──────── MATERIAL PROVIDED

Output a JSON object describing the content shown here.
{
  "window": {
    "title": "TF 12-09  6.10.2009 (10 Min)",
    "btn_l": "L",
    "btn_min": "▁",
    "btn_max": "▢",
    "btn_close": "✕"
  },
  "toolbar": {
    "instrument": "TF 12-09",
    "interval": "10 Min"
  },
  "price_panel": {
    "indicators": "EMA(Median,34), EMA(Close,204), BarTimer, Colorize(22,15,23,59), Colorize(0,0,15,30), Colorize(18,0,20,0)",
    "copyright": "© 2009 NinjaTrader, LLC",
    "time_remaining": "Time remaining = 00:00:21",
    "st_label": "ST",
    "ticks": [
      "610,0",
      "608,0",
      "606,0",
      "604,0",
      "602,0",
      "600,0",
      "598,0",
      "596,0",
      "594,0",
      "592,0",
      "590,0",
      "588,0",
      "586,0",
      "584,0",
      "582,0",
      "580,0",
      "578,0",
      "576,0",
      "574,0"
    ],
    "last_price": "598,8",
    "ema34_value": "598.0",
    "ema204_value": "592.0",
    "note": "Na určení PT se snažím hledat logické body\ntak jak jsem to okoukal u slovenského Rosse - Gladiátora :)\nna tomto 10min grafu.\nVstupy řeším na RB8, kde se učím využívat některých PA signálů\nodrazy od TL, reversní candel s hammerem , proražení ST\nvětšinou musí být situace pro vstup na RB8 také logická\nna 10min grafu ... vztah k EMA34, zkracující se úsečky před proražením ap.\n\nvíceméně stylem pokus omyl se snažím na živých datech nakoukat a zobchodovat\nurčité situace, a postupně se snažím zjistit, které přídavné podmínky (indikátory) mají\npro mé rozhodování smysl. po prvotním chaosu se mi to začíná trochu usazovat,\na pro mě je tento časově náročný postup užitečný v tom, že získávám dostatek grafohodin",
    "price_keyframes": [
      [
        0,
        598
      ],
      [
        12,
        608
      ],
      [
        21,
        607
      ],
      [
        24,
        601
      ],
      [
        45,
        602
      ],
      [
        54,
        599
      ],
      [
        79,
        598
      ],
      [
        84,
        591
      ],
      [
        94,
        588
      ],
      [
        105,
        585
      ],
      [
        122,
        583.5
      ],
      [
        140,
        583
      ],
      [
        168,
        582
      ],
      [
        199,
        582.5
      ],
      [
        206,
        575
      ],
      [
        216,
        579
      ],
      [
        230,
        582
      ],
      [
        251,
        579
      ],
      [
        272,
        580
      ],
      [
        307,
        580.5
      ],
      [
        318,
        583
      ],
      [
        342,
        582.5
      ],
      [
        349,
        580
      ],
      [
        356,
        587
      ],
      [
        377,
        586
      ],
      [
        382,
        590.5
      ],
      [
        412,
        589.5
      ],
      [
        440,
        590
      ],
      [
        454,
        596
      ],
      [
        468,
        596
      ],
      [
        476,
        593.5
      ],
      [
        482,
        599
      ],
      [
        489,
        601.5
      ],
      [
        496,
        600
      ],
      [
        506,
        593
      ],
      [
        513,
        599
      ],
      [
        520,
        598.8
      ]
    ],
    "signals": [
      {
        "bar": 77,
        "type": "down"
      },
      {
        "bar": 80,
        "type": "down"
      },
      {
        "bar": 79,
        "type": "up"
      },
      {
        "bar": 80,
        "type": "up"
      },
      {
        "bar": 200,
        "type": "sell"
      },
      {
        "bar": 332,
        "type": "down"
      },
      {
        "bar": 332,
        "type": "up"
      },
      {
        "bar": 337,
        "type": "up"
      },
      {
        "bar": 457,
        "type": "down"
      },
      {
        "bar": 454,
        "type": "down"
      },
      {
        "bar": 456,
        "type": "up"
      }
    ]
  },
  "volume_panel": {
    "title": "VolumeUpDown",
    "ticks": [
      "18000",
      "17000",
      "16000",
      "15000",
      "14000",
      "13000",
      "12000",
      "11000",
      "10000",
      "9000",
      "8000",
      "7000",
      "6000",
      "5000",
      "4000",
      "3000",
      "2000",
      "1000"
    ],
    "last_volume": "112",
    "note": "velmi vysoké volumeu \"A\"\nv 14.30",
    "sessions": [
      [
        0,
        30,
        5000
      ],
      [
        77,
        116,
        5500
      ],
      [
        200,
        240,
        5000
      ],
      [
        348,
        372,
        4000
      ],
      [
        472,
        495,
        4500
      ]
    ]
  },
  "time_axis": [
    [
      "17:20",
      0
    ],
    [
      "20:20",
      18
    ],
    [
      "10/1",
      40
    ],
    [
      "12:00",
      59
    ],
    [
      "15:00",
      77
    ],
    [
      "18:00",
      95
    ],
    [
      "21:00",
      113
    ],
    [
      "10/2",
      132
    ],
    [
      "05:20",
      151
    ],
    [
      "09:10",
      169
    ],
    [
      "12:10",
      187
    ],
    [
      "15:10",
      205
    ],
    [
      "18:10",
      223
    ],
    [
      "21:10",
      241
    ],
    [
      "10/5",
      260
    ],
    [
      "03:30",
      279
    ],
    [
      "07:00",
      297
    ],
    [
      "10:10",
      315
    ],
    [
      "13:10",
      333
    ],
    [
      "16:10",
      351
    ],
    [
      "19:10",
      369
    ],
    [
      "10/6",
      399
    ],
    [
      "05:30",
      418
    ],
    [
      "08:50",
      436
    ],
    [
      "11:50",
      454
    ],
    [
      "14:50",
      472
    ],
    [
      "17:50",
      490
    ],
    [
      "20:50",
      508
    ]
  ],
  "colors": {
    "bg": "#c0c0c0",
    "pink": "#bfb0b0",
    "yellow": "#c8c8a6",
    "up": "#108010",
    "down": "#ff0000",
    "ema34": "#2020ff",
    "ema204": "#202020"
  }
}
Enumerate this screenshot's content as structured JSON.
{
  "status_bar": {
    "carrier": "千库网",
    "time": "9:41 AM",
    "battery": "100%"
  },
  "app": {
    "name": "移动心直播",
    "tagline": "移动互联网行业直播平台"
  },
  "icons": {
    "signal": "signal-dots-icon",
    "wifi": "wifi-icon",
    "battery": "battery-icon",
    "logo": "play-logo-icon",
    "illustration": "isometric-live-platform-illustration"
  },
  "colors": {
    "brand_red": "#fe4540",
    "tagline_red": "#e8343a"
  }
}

────────────────

#### GIVEN PROBLEM
Each record must be repeated exactly as it is.

#### TASK ANSWER
Output a JSON object describing the content shown here.
{
  "window": {
    "title": "TF 12-09  6.10.2009 (10 Min)",
    "btn_l": "L",
    "btn_min": "▁",
    "btn_max": "▢",
    "btn_close": "✕"
  },
  "toolbar": {
    "instrument": "TF 12-09",
    "interval": "10 Min"
  },
  "price_panel": {
    "indicators": "EMA(Median,34), EMA(Close,204), BarTimer, Colorize(22,15,23,59), Colorize(0,0,15,30), Colorize(18,0,20,0)",
    "copyright": "© 2009 NinjaTrader, LLC",
    "time_remaining": "Time remaining = 00:00:21",
    "st_label": "ST",
    "ticks": [
      "610,0",
      "608,0",
      "606,0",
      "604,0",
      "602,0",
      "600,0",
      "598,0",
      "596,0",
      "594,0",
      "592,0",
      "590,0",
      "588,0",
      "586,0",
      "584,0",
      "582,0",
      "580,0",
      "578,0",
      "576,0",
      "574,0"
    ],
    "last_price": "598,8",
    "ema34_value": "598.0",
    "ema204_value": "592.0",
    "note": "Na určení PT se snažím hledat logické body\ntak jak jsem to okoukal u slovenského Rosse - Gladiátora :)\nna tomto 10min grafu.\nVstupy řeším na RB8, kde se učím využívat některých PA signálů\nodrazy od TL, reversní candel s hammerem , proražení ST\nvětšinou musí být situace pro vstup na RB8 také logická\nna 10min grafu ... vztah k EMA34, zkracující se úsečky před proražením ap.\n\nvíceméně stylem pokus omyl se snažím na živých datech nakoukat a zobchodovat\nurčité situace, a postupně se snažím zjistit, které přídavné podmínky (indikátory) mají\npro mé rozhodování smysl. po prvotním chaosu se mi to začíná trochu usazovat,\na pro mě je tento časově náročný postup užitečný v tom, že získávám dostatek grafohodin",
    "price_keyframes": [
      [
        0,
        598
      ],
      [
        12,
        608
      ],
      [
        21,
        607
      ],
      [
        24,
        601
      ],
      [
        45,
        602
      ],
      [
        54,
        599
      ],
      [
        79,
        598
      ],
      [
        84,
        591
      ],
      [
        94,
        588
      ],
      [
        105,
        585
      ],
      [
        122,
        583.5
      ],
      [
        140,
        583
      ],
      [
        168,
        582
      ],
      [
        199,
        582.5
      ],
      [
        206,
        575
      ],
      [
        216,
        579
      ],
      [
        230,
        582
      ],
      [
        251,
        579
      ],
      [
        272,
        580
      ],
      [
        307,
        580.5
      ],
      [
        318,
        583
      ],
      [
        342,
        582.5
      ],
      [
        349,
        580
      ],
      [
        356,
        587
      ],
      [
        377,
        586
      ],
      [
        382,
        590.5
      ],
      [
        412,
        589.5
      ],
      [
        440,
        590
      ],
      [
        454,
        596
      ],
      [
        468,
        596
      ],
      [
        476,
        593.5
      ],
      [
        482,
        599
      ],
      [
        489,
        601.5
      ],
      [
        496,
        600
      ],
      [
        506,
        593
      ],
      [
        513,
        599
      ],
      [
        520,
        598.8
      ]
    ],
    "signals": [
      {
        "bar": 77,
        "type": "down"
      },
      {
        "bar": 80,
        "type": "down"
      },
      {
        "bar": 79,
        "type": "up"
      },
      {
        "bar": 80,
        "type": "up"
      },
      {
        "bar": 200,
        "type": "sell"
      },
      {
        "bar": 332,
        "type": "down"
      },
      {
        "bar": 332,
        "type": "up"
      },
      {
        "bar": 337,
        "type": "up"
      },
      {
        "bar": 457,
        "type": "down"
      },
      {
        "bar": 454,
        "type": "down"
      },
      {
        "bar": 456,
        "type": "up"
      }
    ]
  },
  "volume_panel": {
    "title": "VolumeUpDown",
    "ticks": [
      "18000",
      "17000",
      "16000",
      "15000",
      "14000",
      "13000",
      "12000",
      "11000",
      "10000",
      "9000",
      "8000",
      "7000",
      "6000",
      "5000",
      "4000",
      "3000",
      "2000",
      "1000"
    ],
    "last_volume": "112",
    "note": "velmi vysoké volumeu \"A\"\nv 14.30",
    "sessions": [
      [
        0,
        30,
        5000
      ],
      [
        77,
        116,
        5500
      ],
      [
        200,
        240,
        5000
      ],
      [
        348,
        372,
        4000
      ],
      [
        472,
        495,
        4500
      ]
    ]
  },
  "time_axis": [
    [
      "17:20",
      0
    ],
    [
      "20:20",
      18
    ],
    [
      "10/1",
      40
    ],
    [
      "12:00",
      59
    ],
    [
      "15:00",
      77
    ],
    [
      "18:00",
      95
    ],
    [
      "21:00",
      113
    ],
    [
      "10/2",
      132
    ],
    [
      "05:20",
      151
    ],
    [
      "09:10",
      169
    ],
    [
      "12:10",
      187
    ],
    [
      "15:10",
      205
    ],
    [
      "18:10",
      223
    ],
    [
      "21:10",
      241
    ],
    [
      "10/5",
      260
    ],
    [
      "03:30",
      279
    ],
    [
      "07:00",
      297
    ],
    [
      "10:10",
      315
    ],
    [
      "13:10",
      333
    ],
    [
      "16:10",
      351
    ],
    [
      "19:10",
      369
    ],
    [
      "10/6",
      399
    ],
    [
      "05:30",
      418
    ],
    [
      "08:50",
      436
    ],
    [
      "11:50",
      454
    ],
    [
      "14:50",
      472
    ],
    [
      "17:50",
      490
    ],
    [
      "20:50",
      508
    ]
  ],
  "colors": {
    "bg": "#c0c0c0",
    "pink": "#bfb0b0",
    "yellow": "#c8c8a6",
    "up": "#108010",
    "down": "#ff0000",
    "ema34": "#2020ff",
    "ema204": "#202020"
  }
}
Enumerate this screenshot's content as structured JSON.
{
  "status_bar": {
    "carrier": "千库网",
    "time": "9:41 AM",
    "battery": "100%"
  },
  "app": {
    "name": "移动心直播",
    "tagline": "移动互联网行业直播平台"
  },
  "icons": {
    "signal": "signal-dots-icon",
    "wifi": "wifi-icon",
    "battery": "battery-icon",
    "logo": "play-logo-icon",
    "illustration": "isometric-live-platform-illustration"
  },
  "colors": {
    "brand_red": "#fe4540",
    "tagline_red": "#e8343a"
  }
}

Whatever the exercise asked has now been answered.